* Supplied passage:
**********
Wednesday, October 05, 2005

Rosh Hashanah Introspections

I spent Rosh Hashanah in Zichron Ya’akov. Zichron Ya'akov was one of the first communities established by the modern day Zionists, through the generous assistance of Baron Rothschild. Zichron Ya'akov, today, is a mix of the religious and secular, and is generally viewed as a nice, quiet, cultural place.

The shul that I davened in, Ohel Ya'akov (named after the same Ya'akov as Zichron Ya'akov - Rothschild...) is right off of the mid-rechov (I am not sure how this translates exactly into English, but basically its the street where there are lots of shops, cafes and restaurants, with no traffic).

Returning from shul on the 1st day of Rosh Hashanah, the mid-rechov was packed - with nearly every store open, and the restaurants and cafes doing very heavy business.

At first, the site bothered me. (One of the nice things that go along with living in a religious neighborhood is that you forget that there are actually people who don't adhere to the laws of Shabbat and Yom Tov the same way that I do).

Didn't these people know that it was Rosh Hashanah?

Didn't they care?

The more I thought about it, I came to two conclusions:

1) I can't really blame these Jewish brothers and sisters of mine. If they had received the same intensive Jewish education and upbringing that I had received, then I have no doubt that they too would have been in shul and celebrating the holiday as Jews traditionally have.
**********
* Material supplied:

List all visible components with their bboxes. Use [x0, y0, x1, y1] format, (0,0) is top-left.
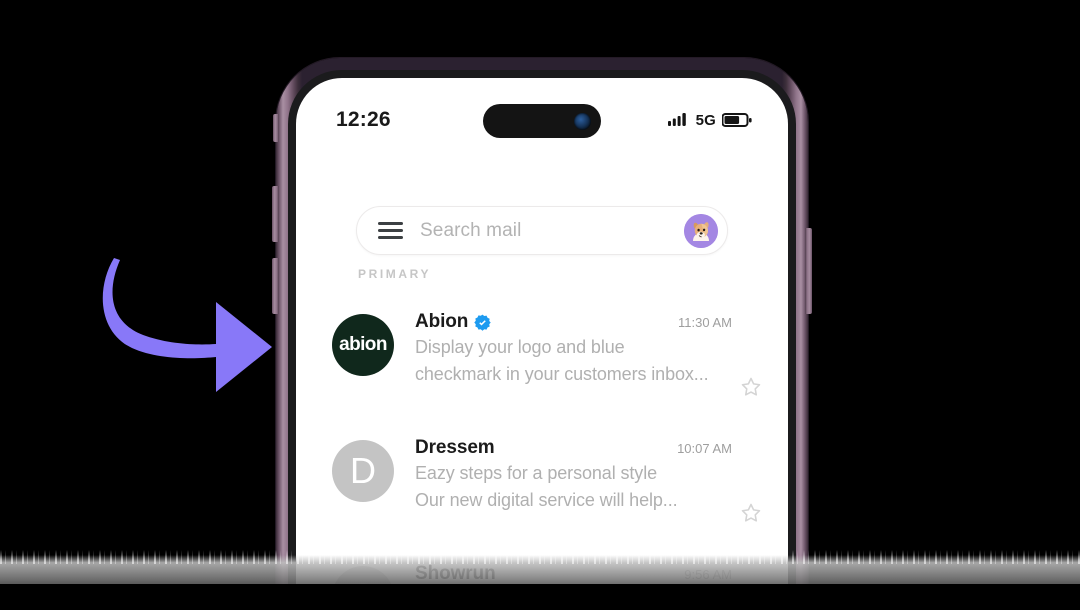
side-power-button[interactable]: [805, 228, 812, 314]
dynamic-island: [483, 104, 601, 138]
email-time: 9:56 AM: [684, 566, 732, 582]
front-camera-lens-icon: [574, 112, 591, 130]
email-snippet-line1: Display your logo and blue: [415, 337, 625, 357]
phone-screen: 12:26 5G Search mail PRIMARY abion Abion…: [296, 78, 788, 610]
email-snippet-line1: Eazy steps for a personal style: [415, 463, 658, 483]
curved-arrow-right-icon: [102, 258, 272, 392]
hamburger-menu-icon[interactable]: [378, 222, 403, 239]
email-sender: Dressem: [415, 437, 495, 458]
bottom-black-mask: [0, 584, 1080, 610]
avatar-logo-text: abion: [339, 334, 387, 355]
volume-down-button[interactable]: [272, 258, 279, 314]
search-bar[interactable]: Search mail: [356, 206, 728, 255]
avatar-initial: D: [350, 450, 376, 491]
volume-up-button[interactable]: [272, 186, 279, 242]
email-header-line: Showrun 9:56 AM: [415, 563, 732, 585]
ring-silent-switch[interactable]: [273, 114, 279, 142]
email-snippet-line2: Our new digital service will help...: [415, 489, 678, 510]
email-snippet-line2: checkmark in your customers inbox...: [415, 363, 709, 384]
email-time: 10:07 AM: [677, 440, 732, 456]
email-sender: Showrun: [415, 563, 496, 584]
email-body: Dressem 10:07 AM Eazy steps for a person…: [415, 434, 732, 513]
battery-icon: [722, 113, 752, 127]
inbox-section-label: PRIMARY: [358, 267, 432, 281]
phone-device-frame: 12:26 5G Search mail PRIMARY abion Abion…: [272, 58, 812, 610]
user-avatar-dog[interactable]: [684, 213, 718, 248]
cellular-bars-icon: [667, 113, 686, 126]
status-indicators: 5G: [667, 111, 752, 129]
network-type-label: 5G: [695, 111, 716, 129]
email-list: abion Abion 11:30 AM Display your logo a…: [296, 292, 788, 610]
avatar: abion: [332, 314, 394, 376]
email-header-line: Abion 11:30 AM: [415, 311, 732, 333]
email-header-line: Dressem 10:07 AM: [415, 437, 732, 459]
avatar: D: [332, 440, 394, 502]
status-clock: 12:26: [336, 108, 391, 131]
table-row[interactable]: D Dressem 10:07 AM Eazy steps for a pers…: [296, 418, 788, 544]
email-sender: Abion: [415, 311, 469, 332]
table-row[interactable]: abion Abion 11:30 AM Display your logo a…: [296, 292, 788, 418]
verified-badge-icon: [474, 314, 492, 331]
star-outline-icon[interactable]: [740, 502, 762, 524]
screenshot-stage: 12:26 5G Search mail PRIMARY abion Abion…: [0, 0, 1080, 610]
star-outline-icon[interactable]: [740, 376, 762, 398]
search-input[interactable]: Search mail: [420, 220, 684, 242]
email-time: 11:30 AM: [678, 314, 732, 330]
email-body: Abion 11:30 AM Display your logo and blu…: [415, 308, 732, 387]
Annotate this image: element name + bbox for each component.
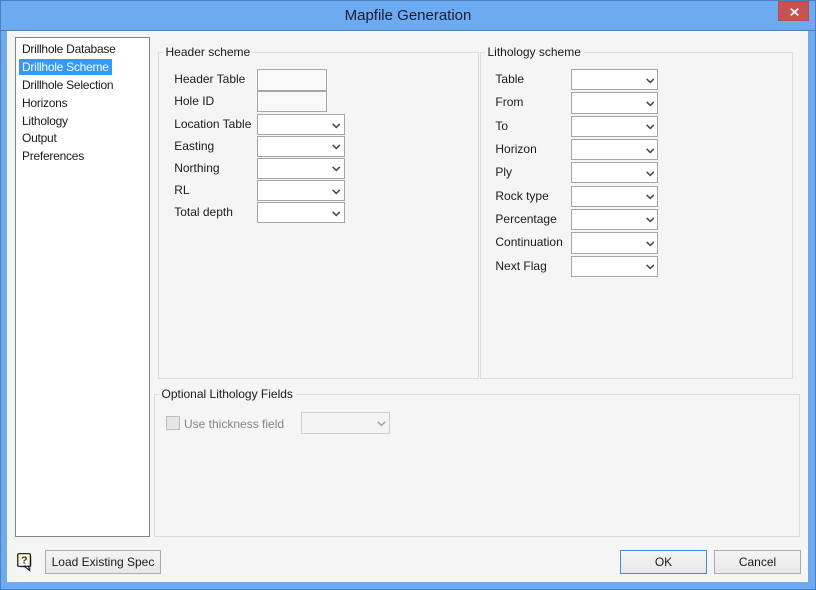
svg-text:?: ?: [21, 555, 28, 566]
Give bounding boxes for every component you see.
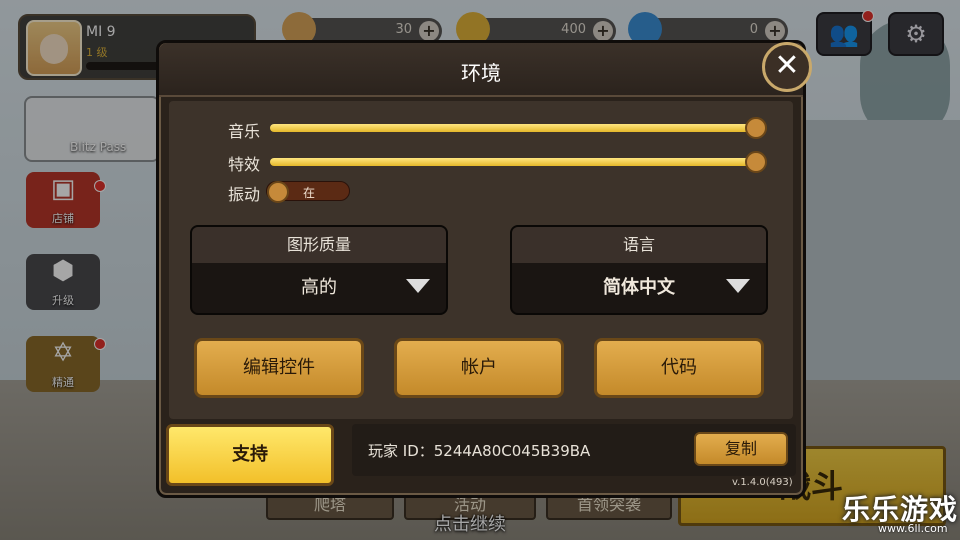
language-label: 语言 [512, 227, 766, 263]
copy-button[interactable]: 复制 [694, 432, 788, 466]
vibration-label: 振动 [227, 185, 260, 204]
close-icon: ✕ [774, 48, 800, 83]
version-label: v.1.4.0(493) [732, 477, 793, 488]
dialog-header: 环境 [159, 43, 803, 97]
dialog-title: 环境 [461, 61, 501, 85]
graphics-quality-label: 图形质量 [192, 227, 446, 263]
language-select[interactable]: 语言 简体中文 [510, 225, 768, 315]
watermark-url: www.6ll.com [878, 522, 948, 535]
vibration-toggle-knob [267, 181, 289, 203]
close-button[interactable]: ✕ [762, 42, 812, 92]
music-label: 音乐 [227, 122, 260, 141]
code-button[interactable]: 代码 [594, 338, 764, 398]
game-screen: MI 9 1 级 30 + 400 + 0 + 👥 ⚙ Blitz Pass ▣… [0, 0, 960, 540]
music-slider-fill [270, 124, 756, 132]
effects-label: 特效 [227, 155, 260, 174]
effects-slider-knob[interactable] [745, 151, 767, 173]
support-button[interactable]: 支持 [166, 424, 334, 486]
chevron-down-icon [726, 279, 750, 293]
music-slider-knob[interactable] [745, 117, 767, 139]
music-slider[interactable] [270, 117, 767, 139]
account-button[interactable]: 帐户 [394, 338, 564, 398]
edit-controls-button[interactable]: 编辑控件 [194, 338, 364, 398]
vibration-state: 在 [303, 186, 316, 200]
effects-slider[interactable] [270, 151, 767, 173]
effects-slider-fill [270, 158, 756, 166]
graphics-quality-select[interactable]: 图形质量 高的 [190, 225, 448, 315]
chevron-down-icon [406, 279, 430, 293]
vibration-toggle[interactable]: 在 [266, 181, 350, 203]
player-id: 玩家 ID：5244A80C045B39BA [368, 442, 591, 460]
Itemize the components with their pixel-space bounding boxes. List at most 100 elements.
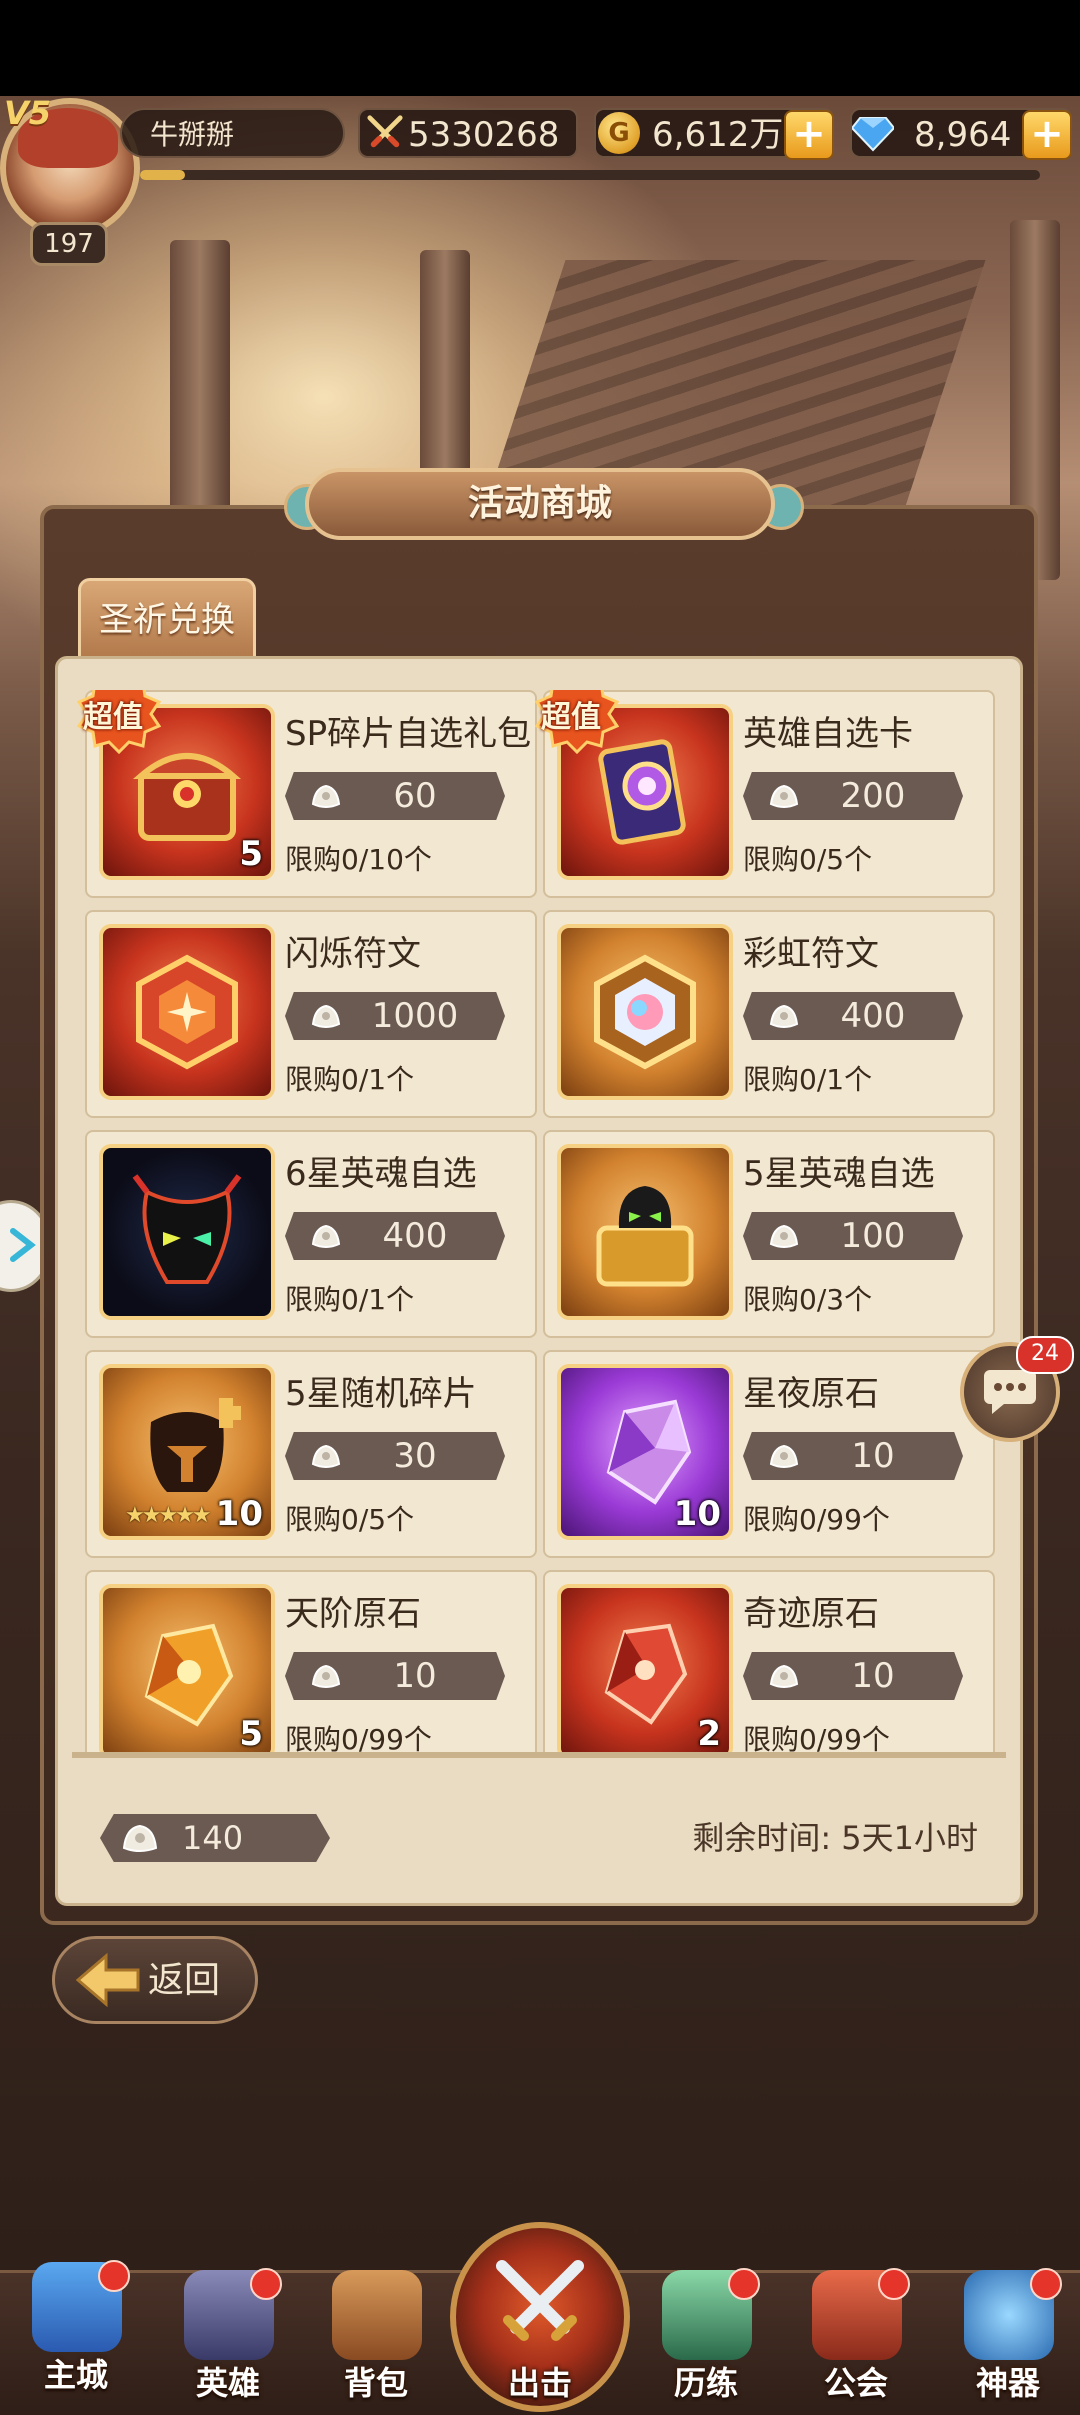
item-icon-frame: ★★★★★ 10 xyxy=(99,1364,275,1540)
**********
* Exercise set:
**A)** Duplicate the passage from the Rosh Hashanah blog post word for word, starting at "1) I can't really" and ending at "Jews traditionally have.".
**B)** Pick up the Rosh Hashanah blog post about Zichron Ya'akov after its last sentence and keep writing it.

* Task answers:
**A)**
1) I can't really blame these Jewish brothers and sisters of mine. If they had received the same intensive Jewish education and upbringing that I had received, then I have no doubt that they too would have been in shul and celebrating the holiday as Jews traditionally have.

**B)**
Sadly, and this is a point which I have echoed numerous times, the state of Jewish education in Israel is abysmal. There are far too many Jews who pass through Israel's public school system ignorant of almost all the fundamentals of basic Judaism. If that is the case, how can I blame these Jews?

The bigger issue is, what are people like myself, and other members of the Religious Zionist public, who care deeply about Jewish identity in the Jewish State and of the importance of Jewish education, doing to change the reality?

It's easy to point fingers at others; it's not as easy to point a finger at yourself.

2) Initially I was bothered that while the entire world was passing before G-d in judgment, both collectively and individually, these Jews seemed to be oblivious of such lofty affairs, and were more concerned with which restaurant to have lunch at.

My feelings soon changed when I once again began to look inward. I realized that I too am passing before G-d in judgment, and while my Jewish brothers and sisters who were enjoying themselves on the mid-rechov could at least go before G-d and say with absolute sincerity that had they been given a true Jewish education and upbringing that things might have been different, I do not have any such excuses which will get me off the hook.

What am I to say as I pass before G-d in judgment and have to 'fess up for all of my sins? I know better. I have been blessed with a strong Jewish education and upbringing, and with that comes a greater responsibility - and it's days like these where I realize it's not so easy to live up to them - and that if I truly want to make a difference and create a better future for the Jewish People - working on myself is as good a place as any to start.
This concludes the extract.